Filter the entries below, keeping only lines with the word "source".
##### Extracted records #####
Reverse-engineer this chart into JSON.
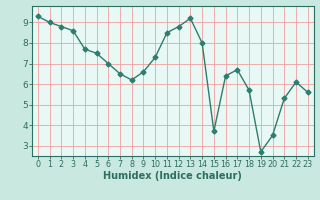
{
  "x": [
    0,
    1,
    2,
    3,
    4,
    5,
    6,
    7,
    8,
    9,
    10,
    11,
    12,
    13,
    14,
    15,
    16,
    17,
    18,
    19,
    20,
    21,
    22,
    23
  ],
  "y": [
    9.3,
    9.0,
    8.8,
    8.6,
    7.7,
    7.5,
    7.0,
    6.5,
    6.2,
    6.6,
    7.3,
    8.5,
    8.8,
    9.2,
    8.0,
    3.7,
    6.4,
    6.7,
    5.7,
    2.7,
    3.5,
    5.3,
    6.1,
    5.6
  ],
  "line_color": "#2e7d6e",
  "marker": "D",
  "markersize": 2.5,
  "linewidth": 1.0,
  "background_color": "#c8e8e0",
  "plot_bg_color": "#e8f8f4",
  "grid_color": "#f0a0a0",
  "xlabel": "Humidex (Indice chaleur)",
  "xlim": [
    -0.5,
    23.5
  ],
  "ylim": [
    2.5,
    9.8
  ],
  "yticks": [
    3,
    4,
    5,
    6,
    7,
    8,
    9
  ],
  "xticks": [
    0,
    1,
    2,
    3,
    4,
    5,
    6,
    7,
    8,
    9,
    10,
    11,
    12,
    13,
    14,
    15,
    16,
    17,
    18,
    19,
    20,
    21,
    22,
    23
  ],
  "tick_color": "#2e6e60",
  "label_color": "#2e6e60",
  "axis_color": "#2e6e60",
  "xlabel_fontsize": 7.0,
  "ytick_fontsize": 6.5,
  "xtick_fontsize": 5.8
}
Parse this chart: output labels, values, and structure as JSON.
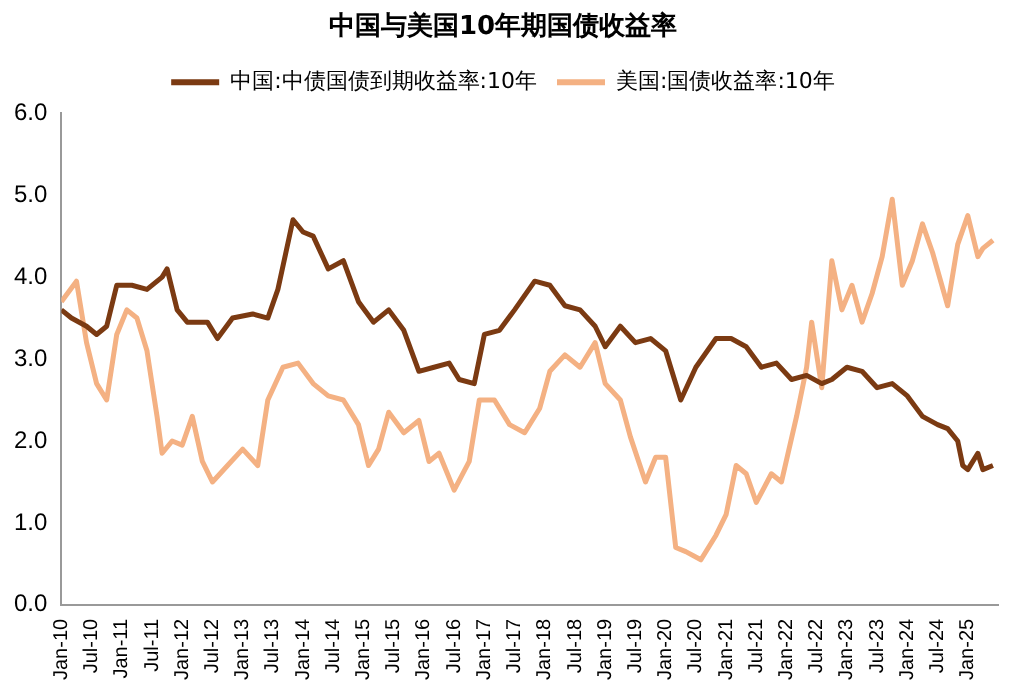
{
  "chart_data": {
    "type": "line",
    "title": "中国与美国10年期国债收益率",
    "legend": "top",
    "xlim": [
      "2010-01",
      "2025-07"
    ],
    "xticks": [
      {
        "value": "2010-01",
        "label": "Jan-10"
      },
      {
        "value": "2010-07",
        "label": "Jul-10"
      },
      {
        "value": "2011-01",
        "label": "Jan-11"
      },
      {
        "value": "2011-07",
        "label": "Jul-11"
      },
      {
        "value": "2012-01",
        "label": "Jan-12"
      },
      {
        "value": "2012-07",
        "label": "Jul-12"
      },
      {
        "value": "2013-01",
        "label": "Jan-13"
      },
      {
        "value": "2013-07",
        "label": "Jul-13"
      },
      {
        "value": "2014-01",
        "label": "Jan-14"
      },
      {
        "value": "2014-07",
        "label": "Jul-14"
      },
      {
        "value": "2015-01",
        "label": "Jan-15"
      },
      {
        "value": "2015-07",
        "label": "Jul-15"
      },
      {
        "value": "2016-01",
        "label": "Jan-16"
      },
      {
        "value": "2016-07",
        "label": "Jul-16"
      },
      {
        "value": "2017-01",
        "label": "Jan-17"
      },
      {
        "value": "2017-07",
        "label": "Jul-17"
      },
      {
        "value": "2018-01",
        "label": "Jan-18"
      },
      {
        "value": "2018-07",
        "label": "Jul-18"
      },
      {
        "value": "2019-01",
        "label": "Jan-19"
      },
      {
        "value": "2019-07",
        "label": "Jul-19"
      },
      {
        "value": "2020-01",
        "label": "Jan-20"
      },
      {
        "value": "2020-07",
        "label": "Jul-20"
      },
      {
        "value": "2021-01",
        "label": "Jan-21"
      },
      {
        "value": "2021-07",
        "label": "Jul-21"
      },
      {
        "value": "2022-01",
        "label": "Jan-22"
      },
      {
        "value": "2022-07",
        "label": "Jul-22"
      },
      {
        "value": "2023-01",
        "label": "Jan-23"
      },
      {
        "value": "2023-07",
        "label": "Jul-23"
      },
      {
        "value": "2024-01",
        "label": "Jan-24"
      },
      {
        "value": "2024-07",
        "label": "Jul-24"
      },
      {
        "value": "2025-01",
        "label": "Jan-25"
      }
    ],
    "ylim": [
      0,
      6
    ],
    "yticks": [
      {
        "value": 0,
        "label": "0.0"
      },
      {
        "value": 1,
        "label": "1.0"
      },
      {
        "value": 2,
        "label": "2.0"
      },
      {
        "value": 3,
        "label": "3.0"
      },
      {
        "value": 4,
        "label": "4.0"
      },
      {
        "value": 5,
        "label": "5.0"
      },
      {
        "value": 6,
        "label": "6.0"
      }
    ],
    "series": [
      {
        "name": "中国:中债国债到期收益率:10年",
        "color": "#7b3a12",
        "x": [
          "2010-01",
          "2010-03",
          "2010-06",
          "2010-08",
          "2010-10",
          "2010-12",
          "2011-03",
          "2011-06",
          "2011-09",
          "2011-10",
          "2011-12",
          "2012-02",
          "2012-06",
          "2012-08",
          "2012-11",
          "2013-03",
          "2013-06",
          "2013-08",
          "2013-11",
          "2014-01",
          "2014-03",
          "2014-06",
          "2014-09",
          "2014-12",
          "2015-03",
          "2015-06",
          "2015-09",
          "2015-12",
          "2016-03",
          "2016-06",
          "2016-08",
          "2016-11",
          "2017-01",
          "2017-04",
          "2017-07",
          "2017-11",
          "2018-02",
          "2018-05",
          "2018-08",
          "2018-11",
          "2019-01",
          "2019-04",
          "2019-07",
          "2019-10",
          "2020-01",
          "2020-02",
          "2020-04",
          "2020-07",
          "2020-11",
          "2021-02",
          "2021-05",
          "2021-08",
          "2021-11",
          "2022-02",
          "2022-05",
          "2022-08",
          "2022-10",
          "2023-01",
          "2023-04",
          "2023-07",
          "2023-10",
          "2024-01",
          "2024-04",
          "2024-07",
          "2024-09",
          "2024-11",
          "2024-12",
          "2025-01",
          "2025-03",
          "2025-04",
          "2025-06"
        ],
        "values": [
          3.6,
          3.5,
          3.4,
          3.3,
          3.4,
          3.9,
          3.9,
          3.85,
          4.0,
          4.1,
          3.6,
          3.45,
          3.45,
          3.25,
          3.5,
          3.55,
          3.5,
          3.85,
          4.7,
          4.55,
          4.5,
          4.1,
          4.2,
          3.7,
          3.45,
          3.6,
          3.35,
          2.85,
          2.9,
          2.95,
          2.75,
          2.7,
          3.3,
          3.35,
          3.6,
          3.95,
          3.9,
          3.65,
          3.6,
          3.4,
          3.15,
          3.4,
          3.2,
          3.25,
          3.1,
          2.9,
          2.5,
          2.9,
          3.25,
          3.25,
          3.15,
          2.9,
          2.95,
          2.75,
          2.8,
          2.7,
          2.75,
          2.9,
          2.85,
          2.65,
          2.7,
          2.55,
          2.3,
          2.2,
          2.15,
          2.0,
          1.7,
          1.65,
          1.85,
          1.65,
          1.7
        ]
      },
      {
        "name": "美国:国债收益率:10年",
        "color": "#f4b183",
        "x": [
          "2010-01",
          "2010-04",
          "2010-06",
          "2010-08",
          "2010-10",
          "2010-12",
          "2011-02",
          "2011-04",
          "2011-06",
          "2011-08",
          "2011-09",
          "2011-11",
          "2012-01",
          "2012-03",
          "2012-05",
          "2012-07",
          "2012-10",
          "2013-01",
          "2013-04",
          "2013-06",
          "2013-09",
          "2013-12",
          "2014-03",
          "2014-06",
          "2014-09",
          "2014-12",
          "2015-02",
          "2015-04",
          "2015-06",
          "2015-09",
          "2015-12",
          "2016-02",
          "2016-04",
          "2016-07",
          "2016-10",
          "2016-12",
          "2017-03",
          "2017-06",
          "2017-09",
          "2017-12",
          "2018-02",
          "2018-05",
          "2018-08",
          "2018-11",
          "2019-01",
          "2019-04",
          "2019-06",
          "2019-09",
          "2019-11",
          "2020-01",
          "2020-03",
          "2020-05",
          "2020-08",
          "2020-11",
          "2021-01",
          "2021-03",
          "2021-05",
          "2021-07",
          "2021-10",
          "2021-12",
          "2022-03",
          "2022-05",
          "2022-06",
          "2022-08",
          "2022-10",
          "2022-12",
          "2023-02",
          "2023-04",
          "2023-06",
          "2023-08",
          "2023-10",
          "2023-12",
          "2024-02",
          "2024-04",
          "2024-06",
          "2024-09",
          "2024-11",
          "2025-01",
          "2025-03",
          "2025-04",
          "2025-06"
        ],
        "values": [
          3.7,
          3.95,
          3.2,
          2.7,
          2.5,
          3.3,
          3.6,
          3.5,
          3.1,
          2.3,
          1.85,
          2.0,
          1.95,
          2.3,
          1.75,
          1.5,
          1.7,
          1.9,
          1.7,
          2.5,
          2.9,
          2.95,
          2.7,
          2.55,
          2.5,
          2.2,
          1.7,
          1.9,
          2.35,
          2.1,
          2.25,
          1.75,
          1.85,
          1.4,
          1.75,
          2.5,
          2.5,
          2.2,
          2.1,
          2.4,
          2.85,
          3.05,
          2.9,
          3.2,
          2.7,
          2.5,
          2.05,
          1.5,
          1.8,
          1.8,
          0.7,
          0.65,
          0.55,
          0.85,
          1.1,
          1.7,
          1.6,
          1.25,
          1.6,
          1.5,
          2.3,
          2.9,
          3.45,
          2.65,
          4.2,
          3.6,
          3.9,
          3.45,
          3.8,
          4.25,
          4.95,
          3.9,
          4.2,
          4.65,
          4.3,
          3.65,
          4.4,
          4.75,
          4.25,
          4.35,
          4.45
        ]
      }
    ]
  }
}
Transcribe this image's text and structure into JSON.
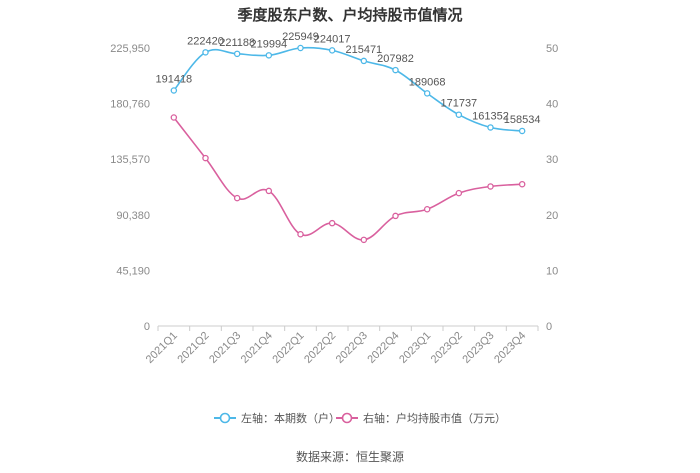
{
  "chart_data": {
    "type": "line",
    "title": "季度股东户数、户均持股市值情况",
    "categories": [
      "2021Q1",
      "2021Q2",
      "2021Q3",
      "2021Q4",
      "2022Q1",
      "2022Q2",
      "2022Q3",
      "2022Q4",
      "2023Q1",
      "2023Q2",
      "2023Q3",
      "2023Q4"
    ],
    "left_axis": {
      "min": 0,
      "max": 225950,
      "ticks": [
        "0",
        "45,190",
        "90,380",
        "135,570",
        "180,760",
        "225,950"
      ]
    },
    "right_axis": {
      "min": 0,
      "max": 50,
      "ticks": [
        "0",
        "10",
        "20",
        "30",
        "40",
        "50"
      ]
    },
    "series": [
      {
        "name": "左轴：本期数（户）",
        "axis": "left",
        "color": "#4db8e8",
        "values": [
          191418,
          222420,
          221188,
          219994,
          225949,
          224017,
          215471,
          207982,
          189068,
          171737,
          161352,
          158534
        ],
        "labels": [
          "191418",
          "222420",
          "221188",
          "219994",
          "225949",
          "224017",
          "215471",
          "207982",
          "189068",
          "171737",
          "161352",
          "158534"
        ]
      },
      {
        "name": "右轴：户均持股市值（万元）",
        "axis": "right",
        "color": "#d9609e",
        "values": [
          37.5,
          30.2,
          23.0,
          24.3,
          16.5,
          18.5,
          15.5,
          19.8,
          21.0,
          23.9,
          25.1,
          25.5
        ]
      }
    ],
    "grid": false,
    "legend": "bottom-center"
  },
  "source": "数据来源：恒生聚源"
}
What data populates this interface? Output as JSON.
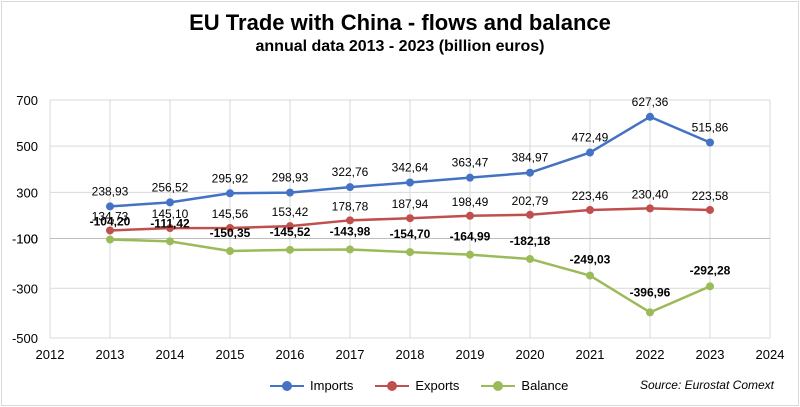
{
  "title": "EU Trade with China - flows and balance",
  "subtitle": "annual data 2013 - 2023 (billion euros)",
  "source": "Source: Eurostat Comext",
  "chart_data": {
    "type": "line",
    "x": [
      2013,
      2014,
      2015,
      2016,
      2017,
      2018,
      2019,
      2020,
      2021,
      2022,
      2023
    ],
    "xlim": [
      2012,
      2024
    ],
    "x_ticks": [
      "2012",
      "2013",
      "2014",
      "2015",
      "2016",
      "2017",
      "2018",
      "2019",
      "2020",
      "2021",
      "2022",
      "2023",
      "2024"
    ],
    "y_ticks": [
      {
        "value": 700,
        "label": "700"
      },
      {
        "value": 500,
        "label": "500"
      },
      {
        "value": 300,
        "label": "300"
      },
      {
        "value": 100,
        "label": "100"
      },
      {
        "value": -100,
        "label": "-100"
      },
      {
        "value": -300,
        "label": "-300"
      },
      {
        "value": -500,
        "label": "-500"
      }
    ],
    "grid": true,
    "legend": "bottom",
    "series": [
      {
        "name": "Imports",
        "color": "#4472c4",
        "values": [
          238.93,
          256.52,
          295.92,
          298.93,
          322.76,
          342.64,
          363.47,
          384.97,
          472.49,
          627.36,
          515.86
        ],
        "labels": [
          "238,93",
          "256,52",
          "295,92",
          "298,93",
          "322,76",
          "342,64",
          "363,47",
          "384,97",
          "472,49",
          "627,36",
          "515,86"
        ],
        "label_bold": false
      },
      {
        "name": "Exports",
        "color": "#c0504d",
        "values": [
          134.73,
          145.1,
          145.56,
          153.42,
          178.78,
          187.94,
          198.49,
          202.79,
          223.46,
          230.4,
          223.58
        ],
        "labels": [
          "134,73",
          "145,10",
          "145,56",
          "153,42",
          "178,78",
          "187,94",
          "198,49",
          "202,79",
          "223,46",
          "230,40",
          "223,58"
        ],
        "label_bold": false
      },
      {
        "name": "Balance",
        "color": "#9bbb59",
        "values": [
          -104.2,
          -111.42,
          -150.35,
          -145.52,
          -143.98,
          -154.7,
          -164.99,
          -182.18,
          -249.03,
          -396.96,
          -292.28
        ],
        "labels": [
          "-104,20",
          "-111,42",
          "-150,35",
          "-145,52",
          "-143,98",
          "-154,70",
          "-164,99",
          "-182,18",
          "-249,03",
          "-396,96",
          "-292,28"
        ],
        "label_bold": true
      }
    ]
  }
}
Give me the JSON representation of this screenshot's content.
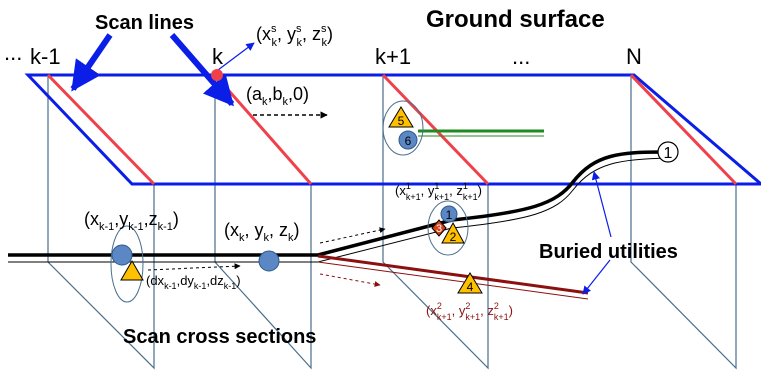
{
  "labels": {
    "scan_lines": "Scan lines",
    "ground_surface": "Ground surface",
    "scan_cross_sections": "Scan cross sections",
    "buried_utilities": "Buried utilities"
  },
  "indices": {
    "ellipsis_left": "...",
    "k_minus_1": "k-1",
    "k": "k",
    "k_plus_1": "k+1",
    "ellipsis_mid": "...",
    "n": "N"
  },
  "math": {
    "sensor_position": {
      "p1": "(x",
      "s1": "s",
      "b1": "k",
      "p2": ", y",
      "s2": "s",
      "b2": "k",
      "p3": ", z",
      "s3": "s",
      "b3": "k",
      "p4": ")"
    },
    "direction": {
      "p1": "(a",
      "b1": "k",
      "p2": ",b",
      "b2": "k",
      "p3": ",0)"
    },
    "point_k_minus_1": {
      "p1": "(x",
      "b1": "k-1",
      "p2": ",y",
      "b2": "k-1",
      "p3": ",z",
      "b3": "k-1",
      "p4": ")"
    },
    "point_k": {
      "p1": "(x",
      "b1": "k",
      "p2": ", y",
      "b2": "k",
      "p3": ", z",
      "b3": "k",
      "p4": ")"
    },
    "delta": {
      "p1": "(dx",
      "b1": "k-1",
      "p2": ",dy",
      "b2": "k-1",
      "p3": ",dz",
      "b3": "k-1",
      "p4": ")"
    },
    "utility_1_point": {
      "p1": "(x",
      "s1": "1",
      "b1": "k+1",
      "p2": ", y",
      "s2": "1",
      "b2": "k+1",
      "p3": ", z",
      "s3": "1",
      "b3": "k+1",
      "p4": ")"
    },
    "utility_2_point": {
      "p1": "(x",
      "s1": "2",
      "b1": "k+1",
      "p2": ", y",
      "s2": "2",
      "b2": "k+1",
      "p3": ", z",
      "s3": "2",
      "b3": "k+1",
      "p4": ")"
    }
  },
  "markers": {
    "m1": "1",
    "m2": "2",
    "m3": "3",
    "m4": "4",
    "m5": "5",
    "m6": "6",
    "end_1": "1"
  },
  "colors": {
    "plane_blue": "#0a1ee8",
    "scan_red": "#f0414b",
    "gray_line": "#4a6f8c",
    "utility_black": "#000000",
    "utility_red": "#8b1010",
    "utility_green": "#1f8a1f",
    "circle_fill": "#5b87c4",
    "triangle_fill": "#ffc000",
    "diamond_fill": "#d84016"
  }
}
#####
» **Exercise output**:
  "source": "数据来源：恒生聚源"
  "source": "Source: Eurostat Comext",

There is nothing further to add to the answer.